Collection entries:
>> START

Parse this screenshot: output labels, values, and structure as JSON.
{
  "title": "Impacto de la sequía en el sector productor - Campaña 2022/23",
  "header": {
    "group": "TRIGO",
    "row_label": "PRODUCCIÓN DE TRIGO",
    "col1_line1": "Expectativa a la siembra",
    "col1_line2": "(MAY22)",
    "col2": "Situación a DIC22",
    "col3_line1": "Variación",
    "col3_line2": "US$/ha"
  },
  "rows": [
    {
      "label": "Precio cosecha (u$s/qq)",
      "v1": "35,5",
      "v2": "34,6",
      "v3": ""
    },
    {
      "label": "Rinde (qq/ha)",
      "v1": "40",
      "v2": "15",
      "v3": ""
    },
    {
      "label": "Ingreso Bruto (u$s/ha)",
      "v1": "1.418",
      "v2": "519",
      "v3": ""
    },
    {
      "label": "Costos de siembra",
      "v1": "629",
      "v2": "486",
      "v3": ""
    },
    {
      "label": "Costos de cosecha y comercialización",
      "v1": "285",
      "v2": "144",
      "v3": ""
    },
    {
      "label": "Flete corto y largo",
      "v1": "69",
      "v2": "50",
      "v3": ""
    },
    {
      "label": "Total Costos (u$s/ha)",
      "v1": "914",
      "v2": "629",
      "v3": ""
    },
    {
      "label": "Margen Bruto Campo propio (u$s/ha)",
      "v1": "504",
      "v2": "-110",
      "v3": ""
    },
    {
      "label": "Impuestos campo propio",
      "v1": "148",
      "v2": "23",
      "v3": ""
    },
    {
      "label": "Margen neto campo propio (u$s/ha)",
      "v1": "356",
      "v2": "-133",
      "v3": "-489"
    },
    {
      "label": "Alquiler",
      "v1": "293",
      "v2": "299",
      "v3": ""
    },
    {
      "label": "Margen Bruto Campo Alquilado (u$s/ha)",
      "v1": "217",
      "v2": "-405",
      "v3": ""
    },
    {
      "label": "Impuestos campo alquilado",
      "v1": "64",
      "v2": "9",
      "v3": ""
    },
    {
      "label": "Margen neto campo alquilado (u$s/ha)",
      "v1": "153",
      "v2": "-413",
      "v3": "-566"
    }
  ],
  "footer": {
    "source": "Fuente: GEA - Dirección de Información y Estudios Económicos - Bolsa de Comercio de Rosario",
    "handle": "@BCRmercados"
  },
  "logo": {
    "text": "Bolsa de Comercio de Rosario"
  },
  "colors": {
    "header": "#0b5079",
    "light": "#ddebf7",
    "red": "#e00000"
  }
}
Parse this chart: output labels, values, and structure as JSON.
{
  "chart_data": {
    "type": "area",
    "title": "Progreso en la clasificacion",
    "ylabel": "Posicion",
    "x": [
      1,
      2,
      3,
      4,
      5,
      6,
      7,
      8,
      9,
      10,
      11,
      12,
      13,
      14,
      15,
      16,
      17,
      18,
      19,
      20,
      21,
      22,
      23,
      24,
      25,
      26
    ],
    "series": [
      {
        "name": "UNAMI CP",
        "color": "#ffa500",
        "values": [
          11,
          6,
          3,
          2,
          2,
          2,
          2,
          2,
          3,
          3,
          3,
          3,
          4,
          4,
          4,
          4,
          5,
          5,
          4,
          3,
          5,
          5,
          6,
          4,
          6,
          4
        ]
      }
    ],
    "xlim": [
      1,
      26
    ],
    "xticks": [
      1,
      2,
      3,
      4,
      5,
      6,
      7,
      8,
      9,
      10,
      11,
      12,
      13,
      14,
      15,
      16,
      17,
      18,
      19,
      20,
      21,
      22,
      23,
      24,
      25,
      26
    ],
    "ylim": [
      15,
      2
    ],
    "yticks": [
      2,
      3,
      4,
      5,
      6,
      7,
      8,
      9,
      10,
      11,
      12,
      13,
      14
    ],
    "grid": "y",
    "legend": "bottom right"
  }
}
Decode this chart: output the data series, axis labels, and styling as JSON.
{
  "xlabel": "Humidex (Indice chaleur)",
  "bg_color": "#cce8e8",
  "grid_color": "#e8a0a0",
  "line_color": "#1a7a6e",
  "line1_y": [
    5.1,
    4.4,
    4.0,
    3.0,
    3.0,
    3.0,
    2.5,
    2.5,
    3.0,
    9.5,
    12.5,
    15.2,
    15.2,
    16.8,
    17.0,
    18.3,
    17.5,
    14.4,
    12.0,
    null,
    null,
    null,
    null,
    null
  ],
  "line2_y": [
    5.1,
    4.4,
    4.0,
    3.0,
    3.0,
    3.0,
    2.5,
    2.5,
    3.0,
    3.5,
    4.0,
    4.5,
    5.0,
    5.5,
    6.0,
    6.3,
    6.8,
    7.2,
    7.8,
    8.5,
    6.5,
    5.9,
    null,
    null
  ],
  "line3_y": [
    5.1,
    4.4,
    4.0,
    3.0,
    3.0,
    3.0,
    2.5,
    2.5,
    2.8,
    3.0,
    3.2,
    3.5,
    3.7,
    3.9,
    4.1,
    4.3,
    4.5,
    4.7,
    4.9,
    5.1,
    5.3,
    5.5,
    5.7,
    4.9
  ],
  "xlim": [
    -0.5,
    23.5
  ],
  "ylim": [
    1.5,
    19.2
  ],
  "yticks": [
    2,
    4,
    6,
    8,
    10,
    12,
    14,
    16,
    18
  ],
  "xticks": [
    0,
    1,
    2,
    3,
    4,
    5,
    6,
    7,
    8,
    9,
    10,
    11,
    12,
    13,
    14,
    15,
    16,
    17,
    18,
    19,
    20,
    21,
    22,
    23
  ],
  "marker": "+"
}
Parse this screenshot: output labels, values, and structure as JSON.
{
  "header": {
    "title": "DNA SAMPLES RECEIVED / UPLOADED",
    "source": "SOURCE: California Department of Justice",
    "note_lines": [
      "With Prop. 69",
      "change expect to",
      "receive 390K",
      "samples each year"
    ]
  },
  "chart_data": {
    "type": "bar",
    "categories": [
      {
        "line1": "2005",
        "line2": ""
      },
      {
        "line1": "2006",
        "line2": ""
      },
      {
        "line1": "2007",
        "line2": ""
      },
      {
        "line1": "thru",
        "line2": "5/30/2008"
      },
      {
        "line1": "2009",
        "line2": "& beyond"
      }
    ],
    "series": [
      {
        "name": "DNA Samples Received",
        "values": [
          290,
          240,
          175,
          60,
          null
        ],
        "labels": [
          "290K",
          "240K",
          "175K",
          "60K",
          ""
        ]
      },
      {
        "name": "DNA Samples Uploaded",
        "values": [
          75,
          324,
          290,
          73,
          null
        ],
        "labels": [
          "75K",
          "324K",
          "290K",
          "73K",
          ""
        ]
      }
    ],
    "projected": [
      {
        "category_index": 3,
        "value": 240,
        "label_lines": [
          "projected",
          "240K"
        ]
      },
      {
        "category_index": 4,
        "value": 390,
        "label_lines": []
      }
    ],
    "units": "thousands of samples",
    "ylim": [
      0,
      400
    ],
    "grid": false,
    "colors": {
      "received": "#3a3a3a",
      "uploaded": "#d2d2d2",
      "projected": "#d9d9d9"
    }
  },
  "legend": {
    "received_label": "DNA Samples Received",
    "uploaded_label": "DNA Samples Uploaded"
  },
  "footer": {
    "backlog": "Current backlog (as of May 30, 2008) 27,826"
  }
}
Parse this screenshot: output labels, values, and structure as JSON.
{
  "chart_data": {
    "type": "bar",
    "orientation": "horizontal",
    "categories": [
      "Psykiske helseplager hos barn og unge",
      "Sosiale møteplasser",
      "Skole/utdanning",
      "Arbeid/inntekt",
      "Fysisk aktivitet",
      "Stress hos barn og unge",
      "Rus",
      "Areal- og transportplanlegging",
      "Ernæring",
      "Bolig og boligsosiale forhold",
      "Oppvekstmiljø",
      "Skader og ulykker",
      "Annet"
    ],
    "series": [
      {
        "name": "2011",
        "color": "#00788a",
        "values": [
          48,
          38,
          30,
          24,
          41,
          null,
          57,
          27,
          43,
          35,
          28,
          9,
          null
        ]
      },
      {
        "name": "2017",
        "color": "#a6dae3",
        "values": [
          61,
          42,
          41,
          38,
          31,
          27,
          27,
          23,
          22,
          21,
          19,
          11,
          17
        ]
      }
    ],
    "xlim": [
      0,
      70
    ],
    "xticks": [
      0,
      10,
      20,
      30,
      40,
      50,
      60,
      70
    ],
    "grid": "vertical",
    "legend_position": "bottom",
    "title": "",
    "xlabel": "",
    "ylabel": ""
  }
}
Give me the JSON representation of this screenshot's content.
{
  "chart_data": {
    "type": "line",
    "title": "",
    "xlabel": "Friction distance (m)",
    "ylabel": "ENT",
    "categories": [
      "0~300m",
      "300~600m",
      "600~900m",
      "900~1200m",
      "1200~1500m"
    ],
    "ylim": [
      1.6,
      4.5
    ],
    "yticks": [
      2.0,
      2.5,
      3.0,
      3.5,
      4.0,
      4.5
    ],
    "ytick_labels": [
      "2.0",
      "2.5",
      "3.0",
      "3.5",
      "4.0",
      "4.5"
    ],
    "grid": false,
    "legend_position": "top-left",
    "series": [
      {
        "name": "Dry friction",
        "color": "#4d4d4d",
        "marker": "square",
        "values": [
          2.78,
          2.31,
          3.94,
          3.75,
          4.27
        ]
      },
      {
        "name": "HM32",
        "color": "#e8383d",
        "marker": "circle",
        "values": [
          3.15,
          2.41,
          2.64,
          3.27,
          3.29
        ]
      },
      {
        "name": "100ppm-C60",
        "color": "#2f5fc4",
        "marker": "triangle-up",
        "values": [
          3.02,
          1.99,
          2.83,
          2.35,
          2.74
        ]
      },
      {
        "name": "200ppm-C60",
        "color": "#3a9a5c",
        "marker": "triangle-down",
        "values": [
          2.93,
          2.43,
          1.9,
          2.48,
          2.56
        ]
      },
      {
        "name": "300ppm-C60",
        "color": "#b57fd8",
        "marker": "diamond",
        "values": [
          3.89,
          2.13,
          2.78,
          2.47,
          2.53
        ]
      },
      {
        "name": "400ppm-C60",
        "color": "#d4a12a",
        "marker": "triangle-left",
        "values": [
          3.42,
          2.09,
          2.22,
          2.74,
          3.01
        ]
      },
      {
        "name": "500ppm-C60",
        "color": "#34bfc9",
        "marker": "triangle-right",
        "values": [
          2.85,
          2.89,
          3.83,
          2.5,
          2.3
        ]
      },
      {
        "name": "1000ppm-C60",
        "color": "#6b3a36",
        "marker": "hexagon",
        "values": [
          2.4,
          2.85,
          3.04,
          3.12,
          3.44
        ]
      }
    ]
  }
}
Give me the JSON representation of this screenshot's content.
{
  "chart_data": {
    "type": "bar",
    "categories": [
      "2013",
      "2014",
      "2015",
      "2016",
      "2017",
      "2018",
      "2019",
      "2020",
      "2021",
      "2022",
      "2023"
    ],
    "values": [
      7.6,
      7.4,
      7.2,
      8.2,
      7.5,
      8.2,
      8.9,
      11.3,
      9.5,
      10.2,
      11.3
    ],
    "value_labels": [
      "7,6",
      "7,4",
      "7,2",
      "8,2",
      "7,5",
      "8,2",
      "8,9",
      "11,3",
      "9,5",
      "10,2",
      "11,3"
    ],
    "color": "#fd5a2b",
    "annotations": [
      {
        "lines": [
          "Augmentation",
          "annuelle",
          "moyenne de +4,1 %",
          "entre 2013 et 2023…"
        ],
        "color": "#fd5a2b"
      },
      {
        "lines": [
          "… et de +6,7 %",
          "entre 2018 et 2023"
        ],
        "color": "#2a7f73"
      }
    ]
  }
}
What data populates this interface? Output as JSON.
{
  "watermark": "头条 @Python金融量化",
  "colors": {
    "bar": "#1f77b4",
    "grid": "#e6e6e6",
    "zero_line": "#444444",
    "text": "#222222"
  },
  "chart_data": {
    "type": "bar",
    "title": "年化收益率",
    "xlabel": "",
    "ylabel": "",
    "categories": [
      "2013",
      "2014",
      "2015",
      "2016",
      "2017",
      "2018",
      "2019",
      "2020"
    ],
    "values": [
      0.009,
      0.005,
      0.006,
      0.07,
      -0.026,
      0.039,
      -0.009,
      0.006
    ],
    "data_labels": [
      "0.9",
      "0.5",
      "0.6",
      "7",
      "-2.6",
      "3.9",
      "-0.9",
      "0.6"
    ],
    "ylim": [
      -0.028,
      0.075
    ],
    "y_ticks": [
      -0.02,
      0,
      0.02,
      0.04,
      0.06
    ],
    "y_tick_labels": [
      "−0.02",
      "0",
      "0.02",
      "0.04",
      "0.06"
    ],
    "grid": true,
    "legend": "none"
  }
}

>> END

▸ **GIVEN EXERCISE**:
Consider the entries above and return each line with the string "projected".

▸ **THE ANSWER**:
    "projected": [
          "projected",
      "projected": "#d9d9d9"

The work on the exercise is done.